** BEGIN LISTED RECORDS **
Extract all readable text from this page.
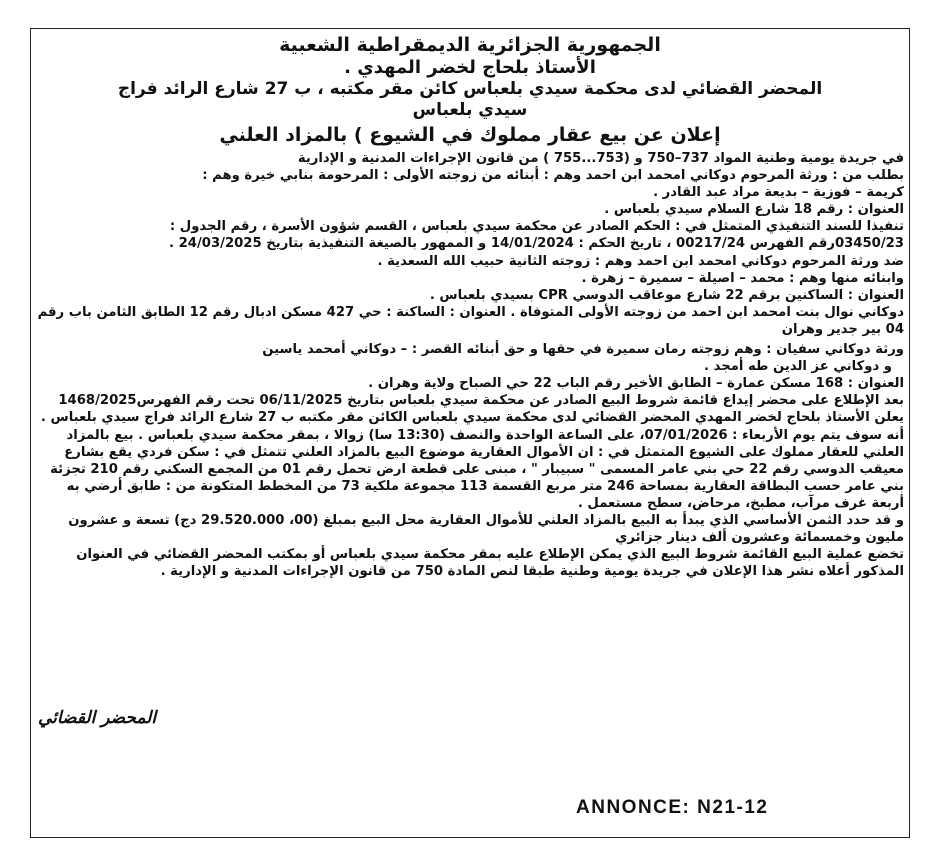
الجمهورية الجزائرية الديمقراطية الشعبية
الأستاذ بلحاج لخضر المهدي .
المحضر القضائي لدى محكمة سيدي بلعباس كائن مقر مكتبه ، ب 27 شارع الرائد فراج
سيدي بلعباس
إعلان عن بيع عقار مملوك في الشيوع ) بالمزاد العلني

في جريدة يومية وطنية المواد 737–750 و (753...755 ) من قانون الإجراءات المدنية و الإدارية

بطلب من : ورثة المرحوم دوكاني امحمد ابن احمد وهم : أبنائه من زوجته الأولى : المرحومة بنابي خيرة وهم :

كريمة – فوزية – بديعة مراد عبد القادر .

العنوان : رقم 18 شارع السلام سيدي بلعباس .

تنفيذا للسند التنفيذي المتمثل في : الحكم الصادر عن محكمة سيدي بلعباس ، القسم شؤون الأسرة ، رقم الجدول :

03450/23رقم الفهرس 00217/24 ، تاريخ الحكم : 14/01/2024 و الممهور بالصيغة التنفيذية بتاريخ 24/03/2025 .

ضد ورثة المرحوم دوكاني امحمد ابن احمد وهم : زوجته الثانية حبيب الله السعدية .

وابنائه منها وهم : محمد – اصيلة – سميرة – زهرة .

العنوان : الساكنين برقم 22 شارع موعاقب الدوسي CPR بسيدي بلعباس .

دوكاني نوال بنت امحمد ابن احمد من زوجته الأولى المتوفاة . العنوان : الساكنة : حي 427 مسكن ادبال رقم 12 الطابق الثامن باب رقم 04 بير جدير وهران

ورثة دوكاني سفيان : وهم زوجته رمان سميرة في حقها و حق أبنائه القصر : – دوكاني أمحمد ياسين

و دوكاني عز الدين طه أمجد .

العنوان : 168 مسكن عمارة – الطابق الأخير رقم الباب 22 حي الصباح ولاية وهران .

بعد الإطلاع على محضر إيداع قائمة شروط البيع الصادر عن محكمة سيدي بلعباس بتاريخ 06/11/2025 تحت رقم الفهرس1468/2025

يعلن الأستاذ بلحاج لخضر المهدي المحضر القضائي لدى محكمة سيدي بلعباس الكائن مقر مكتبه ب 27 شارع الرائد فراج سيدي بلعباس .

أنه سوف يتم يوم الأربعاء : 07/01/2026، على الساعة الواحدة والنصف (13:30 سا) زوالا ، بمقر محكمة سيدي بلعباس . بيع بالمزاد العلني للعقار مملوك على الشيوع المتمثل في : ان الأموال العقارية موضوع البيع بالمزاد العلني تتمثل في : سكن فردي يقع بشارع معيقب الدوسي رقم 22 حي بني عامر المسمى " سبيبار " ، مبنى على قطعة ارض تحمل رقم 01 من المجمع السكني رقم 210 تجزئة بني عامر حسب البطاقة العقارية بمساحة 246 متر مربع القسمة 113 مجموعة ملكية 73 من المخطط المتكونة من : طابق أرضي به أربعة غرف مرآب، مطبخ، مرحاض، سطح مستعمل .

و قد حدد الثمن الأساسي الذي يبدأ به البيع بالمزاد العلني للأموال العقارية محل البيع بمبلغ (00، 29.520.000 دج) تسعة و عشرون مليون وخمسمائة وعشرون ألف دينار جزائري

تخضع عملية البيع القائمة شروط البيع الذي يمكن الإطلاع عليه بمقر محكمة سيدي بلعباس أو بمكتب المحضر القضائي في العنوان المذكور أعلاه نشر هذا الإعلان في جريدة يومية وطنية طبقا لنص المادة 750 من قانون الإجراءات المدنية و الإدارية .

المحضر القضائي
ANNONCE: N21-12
** END LISTED RECORDS **
## REQUIRED WORK
Transcribe each entry precisely as given, leaving the pictures out.

## FULL RESPONSE
Extract all readable text from this page.
الجمهورية الجزائرية الديمقراطية الشعبية
الأستاذ بلحاج لخضر المهدي .
المحضر القضائي لدى محكمة سيدي بلعباس كائن مقر مكتبه ، ب 27 شارع الرائد فراج
سيدي بلعباس
إعلان عن بيع عقار مملوك في الشيوع ) بالمزاد العلني

في جريدة يومية وطنية المواد 737–750 و (753...755 ) من قانون الإجراءات المدنية و الإدارية

بطلب من : ورثة المرحوم دوكاني امحمد ابن احمد وهم : أبنائه من زوجته الأولى : المرحومة بنابي خيرة وهم :

كريمة – فوزية – بديعة مراد عبد القادر .

العنوان : رقم 18 شارع السلام سيدي بلعباس .

تنفيذا للسند التنفيذي المتمثل في : الحكم الصادر عن محكمة سيدي بلعباس ، القسم شؤون الأسرة ، رقم الجدول :

03450/23رقم الفهرس 00217/24 ، تاريخ الحكم : 14/01/2024 و الممهور بالصيغة التنفيذية بتاريخ 24/03/2025 .

ضد ورثة المرحوم دوكاني امحمد ابن احمد وهم : زوجته الثانية حبيب الله السعدية .

وابنائه منها وهم : محمد – اصيلة – سميرة – زهرة .

العنوان : الساكنين برقم 22 شارع موعاقب الدوسي CPR بسيدي بلعباس .

دوكاني نوال بنت امحمد ابن احمد من زوجته الأولى المتوفاة . العنوان : الساكنة : حي 427 مسكن ادبال رقم 12 الطابق الثامن باب رقم 04 بير جدير وهران

ورثة دوكاني سفيان : وهم زوجته رمان سميرة في حقها و حق أبنائه القصر : – دوكاني أمحمد ياسين

و دوكاني عز الدين طه أمجد .

العنوان : 168 مسكن عمارة – الطابق الأخير رقم الباب 22 حي الصباح ولاية وهران .

بعد الإطلاع على محضر إيداع قائمة شروط البيع الصادر عن محكمة سيدي بلعباس بتاريخ 06/11/2025 تحت رقم الفهرس1468/2025

يعلن الأستاذ بلحاج لخضر المهدي المحضر القضائي لدى محكمة سيدي بلعباس الكائن مقر مكتبه ب 27 شارع الرائد فراج سيدي بلعباس .

أنه سوف يتم يوم الأربعاء : 07/01/2026، على الساعة الواحدة والنصف (13:30 سا) زوالا ، بمقر محكمة سيدي بلعباس . بيع بالمزاد العلني للعقار مملوك على الشيوع المتمثل في : ان الأموال العقارية موضوع البيع بالمزاد العلني تتمثل في : سكن فردي يقع بشارع معيقب الدوسي رقم 22 حي بني عامر المسمى " سبيبار " ، مبنى على قطعة ارض تحمل رقم 01 من المجمع السكني رقم 210 تجزئة بني عامر حسب البطاقة العقارية بمساحة 246 متر مربع القسمة 113 مجموعة ملكية 73 من المخطط المتكونة من : طابق أرضي به أربعة غرف مرآب، مطبخ، مرحاض، سطح مستعمل .

و قد حدد الثمن الأساسي الذي يبدأ به البيع بالمزاد العلني للأموال العقارية محل البيع بمبلغ (00، 29.520.000 دج) تسعة و عشرون مليون وخمسمائة وعشرون ألف دينار جزائري

تخضع عملية البيع القائمة شروط البيع الذي يمكن الإطلاع عليه بمقر محكمة سيدي بلعباس أو بمكتب المحضر القضائي في العنوان المذكور أعلاه نشر هذا الإعلان في جريدة يومية وطنية طبقا لنص المادة 750 من قانون الإجراءات المدنية و الإدارية .

المحضر القضائي
ANNONCE: N21-12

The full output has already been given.